-- START --

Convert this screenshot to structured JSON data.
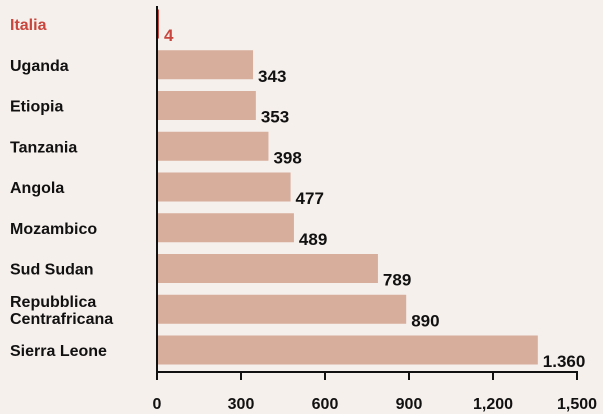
{
  "chart_data": {
    "type": "bar",
    "orientation": "horizontal",
    "title": "",
    "xlabel": "",
    "ylabel": "",
    "categories": [
      "Italia",
      "Uganda",
      "Etiopia",
      "Tanzania",
      "Angola",
      "Mozambico",
      "Sud Sudan",
      "Repubblica Centrafricana",
      "Sierra Leone"
    ],
    "category_lines": [
      [
        "Italia"
      ],
      [
        "Uganda"
      ],
      [
        "Etiopia"
      ],
      [
        "Tanzania"
      ],
      [
        "Angola"
      ],
      [
        "Mozambico"
      ],
      [
        "Sud Sudan"
      ],
      [
        "Repubblica",
        "Centrafricana"
      ],
      [
        "Sierra Leone"
      ]
    ],
    "values": [
      4,
      343,
      353,
      398,
      477,
      489,
      789,
      890,
      1360
    ],
    "value_labels": [
      "4",
      "343",
      "353",
      "398",
      "477",
      "489",
      "789",
      "890",
      "1.360"
    ],
    "xlim": [
      0,
      1500
    ],
    "xticks": [
      0,
      300,
      600,
      900,
      1200,
      1500
    ],
    "xtick_labels": [
      "0",
      "300",
      "600",
      "900",
      "1,200",
      "1,500"
    ],
    "grid": false,
    "legend": "none",
    "highlight": "Italia",
    "colors": {
      "bar": "#d7ad9b",
      "highlight": "#c8463d",
      "text": "#111111",
      "axis": "#111111",
      "background": "#f6f0ec"
    }
  }
}
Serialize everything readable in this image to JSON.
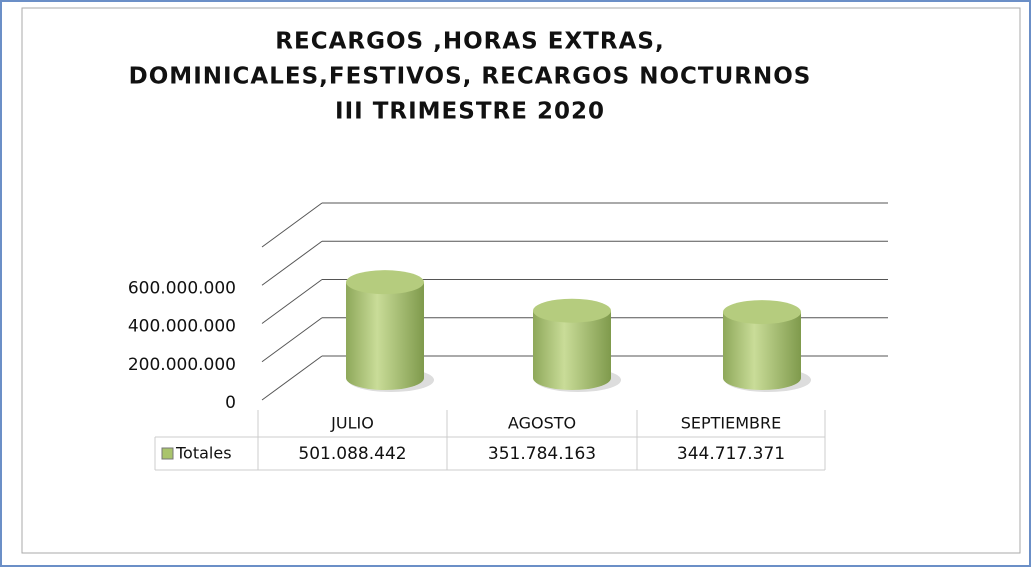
{
  "chart_data": {
    "type": "bar3d",
    "title": [
      "RECARGOS ,HORAS EXTRAS,",
      "DOMINICALES,FESTIVOS, RECARGOS NOCTURNOS",
      "III TRIMESTRE 2020"
    ],
    "categories": [
      "JULIO",
      "AGOSTO",
      "SEPTIEMBRE"
    ],
    "series": [
      {
        "name": "Totales",
        "color": "#a9c46c",
        "values": [
          501088442,
          351784163,
          344717371
        ],
        "value_labels": [
          "501.088.442",
          "351.784.163",
          "344.717.371"
        ]
      }
    ],
    "ylim": [
      0,
      800000000
    ],
    "yticks": [
      {
        "value": 0,
        "label": "0"
      },
      {
        "value": 200000000,
        "label": "200.000.000"
      },
      {
        "value": 400000000,
        "label": "400.000.000"
      },
      {
        "value": 600000000,
        "label": "600.000.000"
      }
    ],
    "grid": true
  }
}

-- END --

● REQUIREMENT:
Copy out each line in the preceding records that contains "Repubblica".

● COMPLETE OUTPUT:
      "Repubblica Centrafricana",
        "Repubblica",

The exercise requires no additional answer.